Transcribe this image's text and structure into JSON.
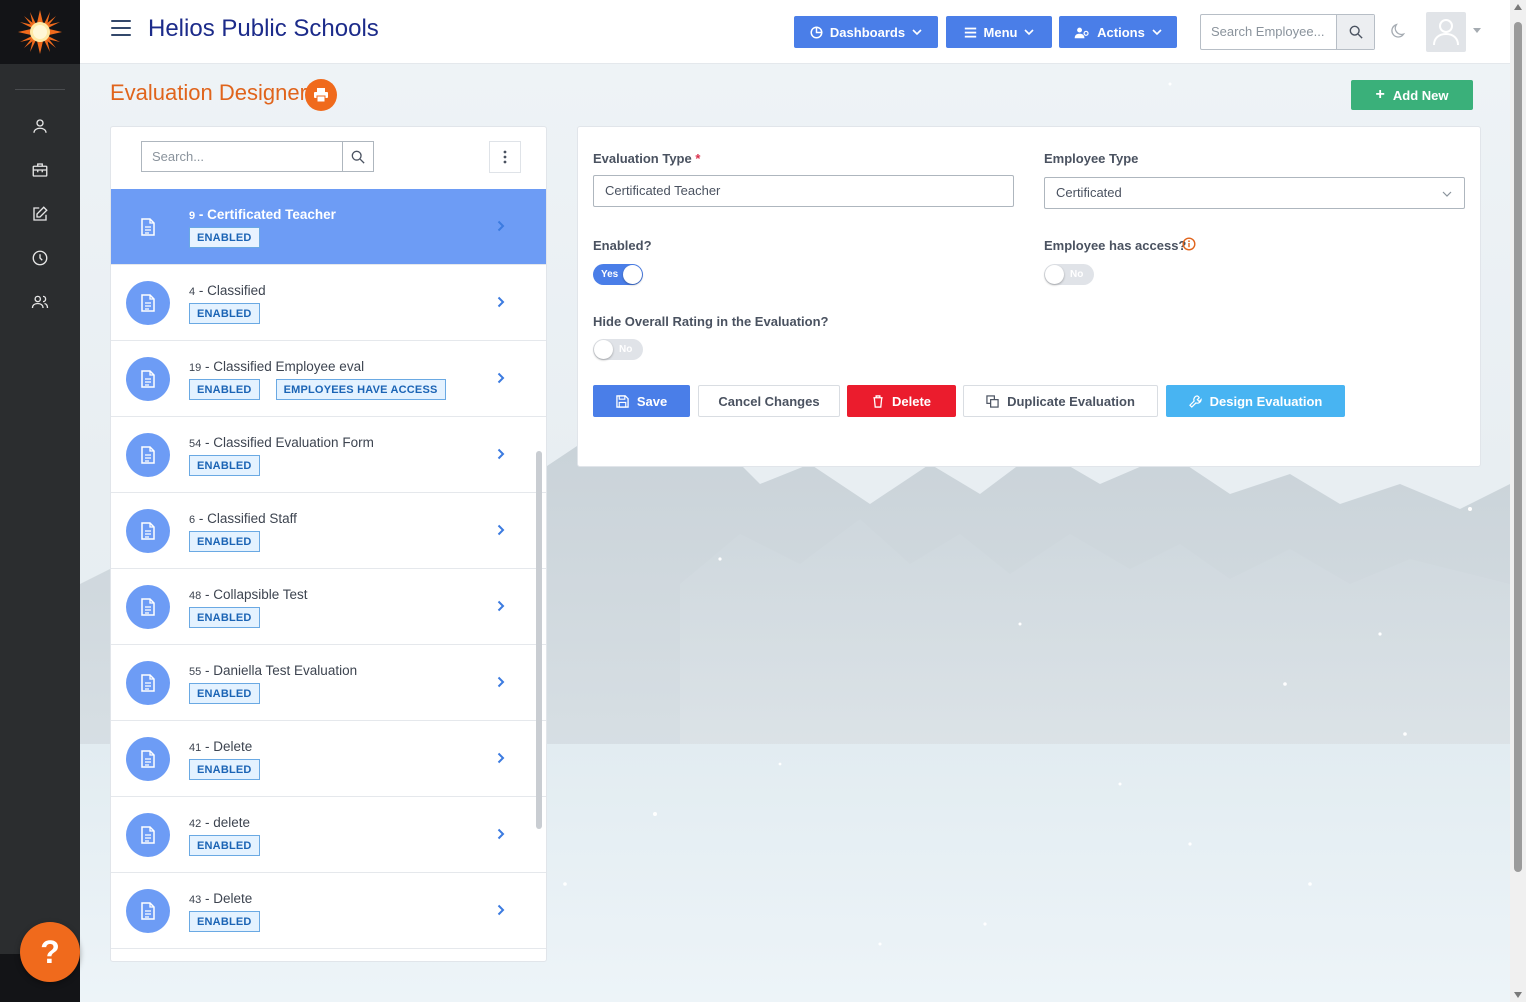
{
  "header": {
    "app_title": "Helios Public Schools",
    "dashboards_label": "Dashboards",
    "menu_label": "Menu",
    "actions_label": "Actions",
    "search_placeholder": "Search Employee..."
  },
  "page": {
    "title": "Evaluation Designer",
    "add_new_label": "Add New",
    "help_label": "?"
  },
  "list": {
    "search_placeholder": "Search...",
    "items": [
      {
        "num": "9",
        "name": "Certificated Teacher",
        "badges": [
          "ENABLED"
        ],
        "active": true
      },
      {
        "num": "4",
        "name": "Classified",
        "badges": [
          "ENABLED"
        ]
      },
      {
        "num": "19",
        "name": "Classified Employee eval",
        "badges": [
          "ENABLED",
          "EMPLOYEES HAVE ACCESS"
        ]
      },
      {
        "num": "54",
        "name": "Classified Evaluation Form",
        "badges": [
          "ENABLED"
        ]
      },
      {
        "num": "6",
        "name": "Classified Staff",
        "badges": [
          "ENABLED"
        ]
      },
      {
        "num": "48",
        "name": "Collapsible Test",
        "badges": [
          "ENABLED"
        ]
      },
      {
        "num": "55",
        "name": "Daniella Test Evaluation",
        "badges": [
          "ENABLED"
        ]
      },
      {
        "num": "41",
        "name": "Delete",
        "badges": [
          "ENABLED"
        ]
      },
      {
        "num": "42",
        "name": "delete",
        "badges": [
          "ENABLED"
        ]
      },
      {
        "num": "43",
        "name": "Delete",
        "badges": [
          "ENABLED"
        ]
      }
    ]
  },
  "form": {
    "eval_type_label": "Evaluation Type",
    "eval_type_required": "*",
    "eval_type_value": "Certificated Teacher",
    "emp_type_label": "Employee Type",
    "emp_type_value": "Certificated",
    "enabled_label": "Enabled?",
    "enabled_value": "Yes",
    "emp_access_label": "Employee has access?",
    "emp_access_value": "No",
    "hide_rating_label": "Hide Overall Rating in the Evaluation?",
    "hide_rating_value": "No",
    "save_label": "Save",
    "cancel_label": "Cancel Changes",
    "delete_label": "Delete",
    "duplicate_label": "Duplicate Evaluation",
    "design_label": "Design Evaluation"
  },
  "colors": {
    "brand_blue": "#4a7ee8",
    "title_orange": "#e0641c",
    "add_green": "#3ab07a",
    "delete_red": "#eb1c2d",
    "design_cyan": "#48b4f2",
    "active_item": "#6d9cf5"
  }
}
—————
**EXERCISE OBJECTIVE**
Quote every entry exactly, with the pictures omitted.

**COMPLETED TASK**
Transcribe this image's text and structure into JSON.
{
  "header": {
    "app_title": "Helios Public Schools",
    "dashboards_label": "Dashboards",
    "menu_label": "Menu",
    "actions_label": "Actions",
    "search_placeholder": "Search Employee..."
  },
  "page": {
    "title": "Evaluation Designer",
    "add_new_label": "Add New",
    "help_label": "?"
  },
  "list": {
    "search_placeholder": "Search...",
    "items": [
      {
        "num": "9",
        "name": "Certificated Teacher",
        "badges": [
          "ENABLED"
        ],
        "active": true
      },
      {
        "num": "4",
        "name": "Classified",
        "badges": [
          "ENABLED"
        ]
      },
      {
        "num": "19",
        "name": "Classified Employee eval",
        "badges": [
          "ENABLED",
          "EMPLOYEES HAVE ACCESS"
        ]
      },
      {
        "num": "54",
        "name": "Classified Evaluation Form",
        "badges": [
          "ENABLED"
        ]
      },
      {
        "num": "6",
        "name": "Classified Staff",
        "badges": [
          "ENABLED"
        ]
      },
      {
        "num": "48",
        "name": "Collapsible Test",
        "badges": [
          "ENABLED"
        ]
      },
      {
        "num": "55",
        "name": "Daniella Test Evaluation",
        "badges": [
          "ENABLED"
        ]
      },
      {
        "num": "41",
        "name": "Delete",
        "badges": [
          "ENABLED"
        ]
      },
      {
        "num": "42",
        "name": "delete",
        "badges": [
          "ENABLED"
        ]
      },
      {
        "num": "43",
        "name": "Delete",
        "badges": [
          "ENABLED"
        ]
      }
    ]
  },
  "form": {
    "eval_type_label": "Evaluation Type",
    "eval_type_required": "*",
    "eval_type_value": "Certificated Teacher",
    "emp_type_label": "Employee Type",
    "emp_type_value": "Certificated",
    "enabled_label": "Enabled?",
    "enabled_value": "Yes",
    "emp_access_label": "Employee has access?",
    "emp_access_value": "No",
    "hide_rating_label": "Hide Overall Rating in the Evaluation?",
    "hide_rating_value": "No",
    "save_label": "Save",
    "cancel_label": "Cancel Changes",
    "delete_label": "Delete",
    "duplicate_label": "Duplicate Evaluation",
    "design_label": "Design Evaluation"
  },
  "colors": {
    "brand_blue": "#4a7ee8",
    "title_orange": "#e0641c",
    "add_green": "#3ab07a",
    "delete_red": "#eb1c2d",
    "design_cyan": "#48b4f2",
    "active_item": "#6d9cf5"
  }
}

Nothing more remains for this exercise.